## Written task
Keep the wording of each record exactly the same when you repeat it, and leave out pictures.

## Provided material
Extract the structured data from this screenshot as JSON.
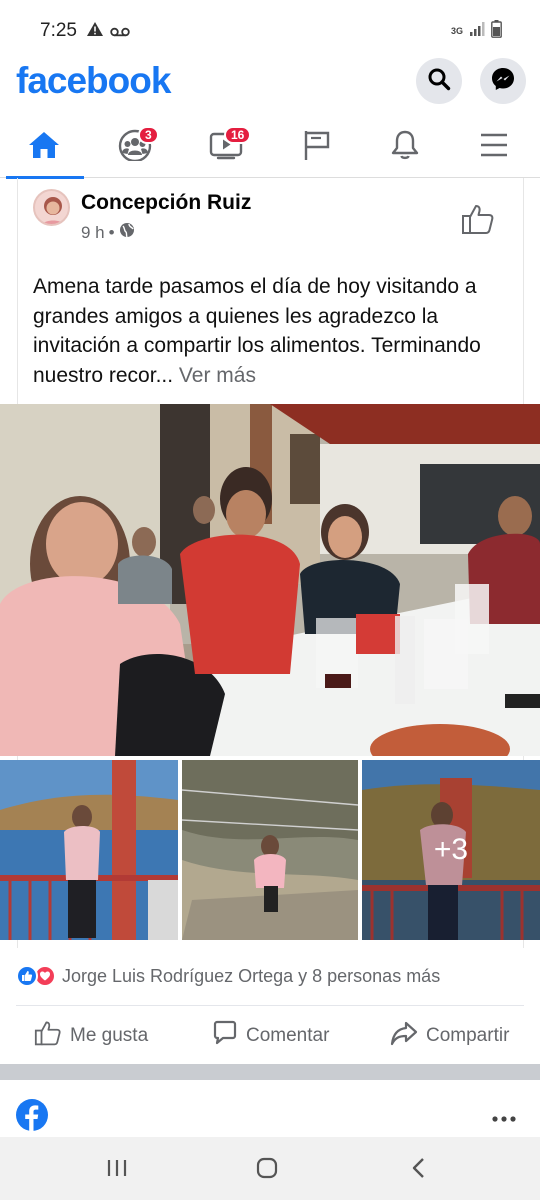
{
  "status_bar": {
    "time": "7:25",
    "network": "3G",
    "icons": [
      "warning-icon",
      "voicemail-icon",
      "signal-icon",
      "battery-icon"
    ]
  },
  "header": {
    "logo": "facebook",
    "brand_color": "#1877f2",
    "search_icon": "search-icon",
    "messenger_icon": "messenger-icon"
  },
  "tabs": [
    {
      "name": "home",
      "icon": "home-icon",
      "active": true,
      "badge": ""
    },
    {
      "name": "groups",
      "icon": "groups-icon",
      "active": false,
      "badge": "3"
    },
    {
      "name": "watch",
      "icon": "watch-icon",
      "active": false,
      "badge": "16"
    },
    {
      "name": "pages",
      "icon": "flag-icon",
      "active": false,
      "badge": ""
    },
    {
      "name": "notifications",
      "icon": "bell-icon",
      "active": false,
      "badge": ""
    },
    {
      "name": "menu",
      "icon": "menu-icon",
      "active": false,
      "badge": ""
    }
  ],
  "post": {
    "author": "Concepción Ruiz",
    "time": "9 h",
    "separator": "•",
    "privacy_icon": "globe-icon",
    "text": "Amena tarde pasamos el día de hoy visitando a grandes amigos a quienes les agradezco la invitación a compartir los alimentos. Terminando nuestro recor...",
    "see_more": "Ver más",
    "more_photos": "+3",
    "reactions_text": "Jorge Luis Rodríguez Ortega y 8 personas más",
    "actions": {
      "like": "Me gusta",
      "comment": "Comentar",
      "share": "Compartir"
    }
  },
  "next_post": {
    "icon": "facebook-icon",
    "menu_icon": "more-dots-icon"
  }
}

## Task result
Extract the structured data from this screenshot as JSON.
{
  "status_bar": {
    "time": "7:25",
    "network": "3G",
    "icons": [
      "warning-icon",
      "voicemail-icon",
      "signal-icon",
      "battery-icon"
    ]
  },
  "header": {
    "logo": "facebook",
    "brand_color": "#1877f2",
    "search_icon": "search-icon",
    "messenger_icon": "messenger-icon"
  },
  "tabs": [
    {
      "name": "home",
      "icon": "home-icon",
      "active": true,
      "badge": ""
    },
    {
      "name": "groups",
      "icon": "groups-icon",
      "active": false,
      "badge": "3"
    },
    {
      "name": "watch",
      "icon": "watch-icon",
      "active": false,
      "badge": "16"
    },
    {
      "name": "pages",
      "icon": "flag-icon",
      "active": false,
      "badge": ""
    },
    {
      "name": "notifications",
      "icon": "bell-icon",
      "active": false,
      "badge": ""
    },
    {
      "name": "menu",
      "icon": "menu-icon",
      "active": false,
      "badge": ""
    }
  ],
  "post": {
    "author": "Concepción Ruiz",
    "time": "9 h",
    "separator": "•",
    "privacy_icon": "globe-icon",
    "text": "Amena tarde pasamos el día de hoy visitando a grandes amigos a quienes les agradezco la invitación a compartir los alimentos. Terminando nuestro recor...",
    "see_more": "Ver más",
    "more_photos": "+3",
    "reactions_text": "Jorge Luis Rodríguez Ortega y 8 personas más",
    "actions": {
      "like": "Me gusta",
      "comment": "Comentar",
      "share": "Compartir"
    }
  },
  "next_post": {
    "icon": "facebook-icon",
    "menu_icon": "more-dots-icon"
  }
}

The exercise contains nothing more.